> _Record extracts_

== == ==

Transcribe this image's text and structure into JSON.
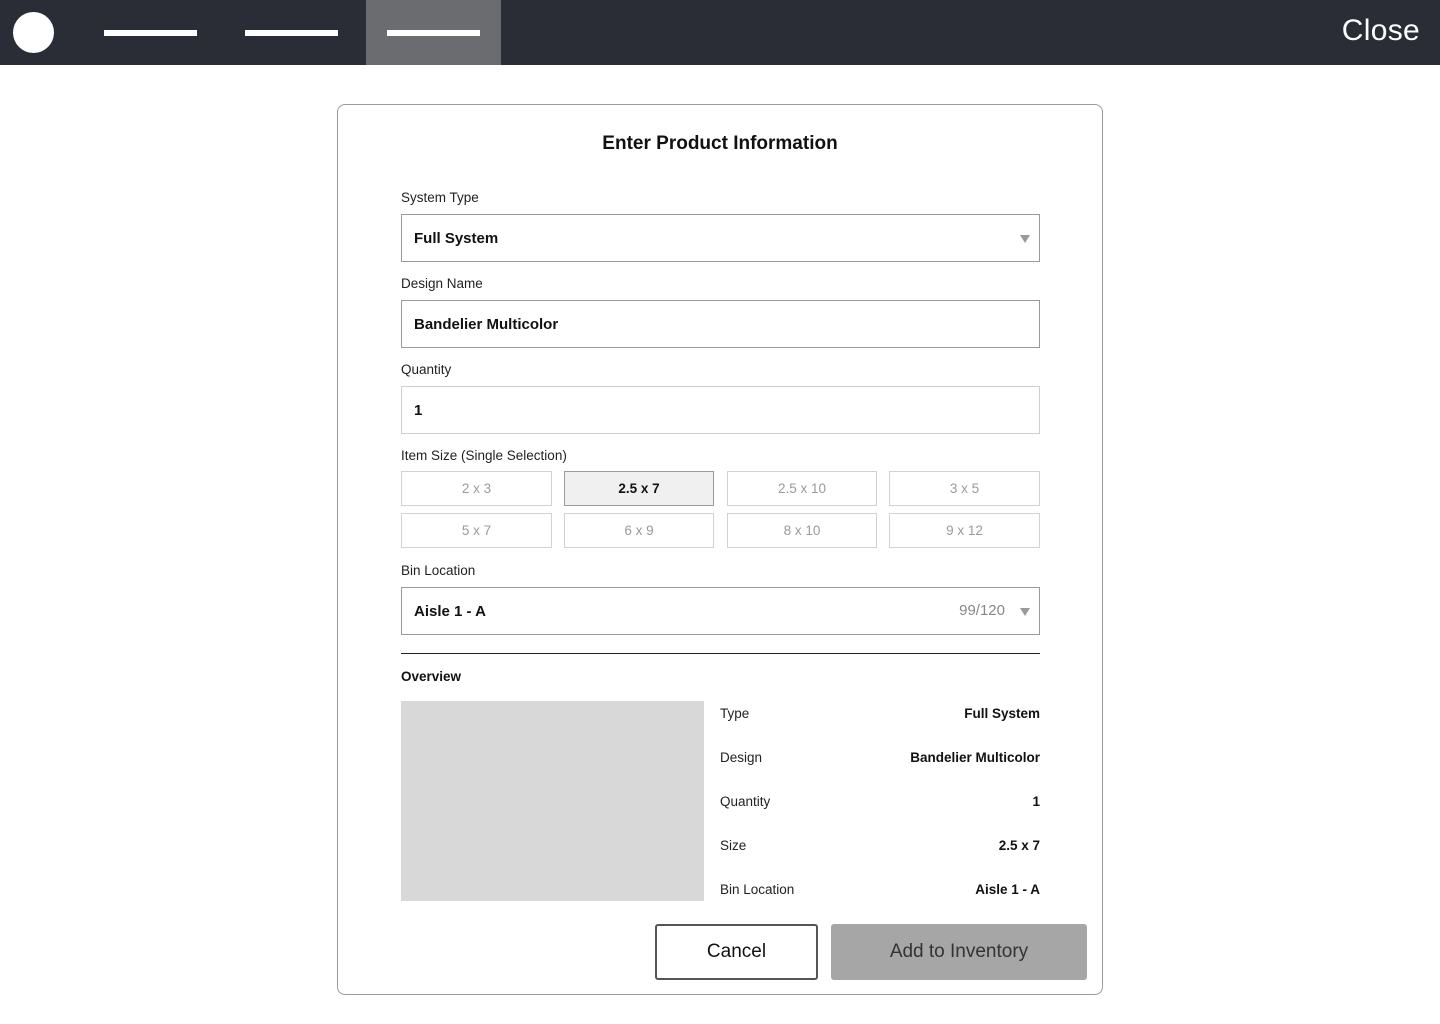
{
  "header": {
    "close_label": "Close"
  },
  "modal": {
    "title": "Enter Product Information",
    "system_type": {
      "label": "System Type",
      "value": "Full System"
    },
    "design_name": {
      "label": "Design Name",
      "value": "Bandelier Multicolor"
    },
    "quantity": {
      "label": "Quantity",
      "value": "1"
    },
    "item_size": {
      "label": "Item Size (Single Selection)",
      "options": [
        "2 x 3",
        "2.5 x 7",
        "2.5 x 10",
        "3 x 5",
        "5 x 7",
        "6 x 9",
        "8 x 10",
        "9 x 12"
      ],
      "selected": "2.5 x 7"
    },
    "bin_location": {
      "label": "Bin Location",
      "value": "Aisle 1 - A",
      "count": "99/120"
    },
    "overview": {
      "title": "Overview",
      "rows": [
        {
          "key": "Type",
          "value": "Full System"
        },
        {
          "key": "Design",
          "value": "Bandelier Multicolor"
        },
        {
          "key": "Quantity",
          "value": "1"
        },
        {
          "key": "Size",
          "value": "2.5 x 7"
        },
        {
          "key": "Bin Location",
          "value": "Aisle 1 - A"
        }
      ]
    },
    "buttons": {
      "cancel": "Cancel",
      "add": "Add to Inventory"
    }
  }
}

== == ==

> _What is expected_
Which lines of the data above contain "value"? Copy each one.

> _Solution to the exercise_
      "value": "Full System"
      "value": "Bandelier Multicolor"
      "value": "1"
      "value": "Aisle 1 - A",
          "value": "Full System"
          "value": "Bandelier Multicolor"
          "value": "1"
          "value": "2.5 x 7"
          "value": "Aisle 1 - A"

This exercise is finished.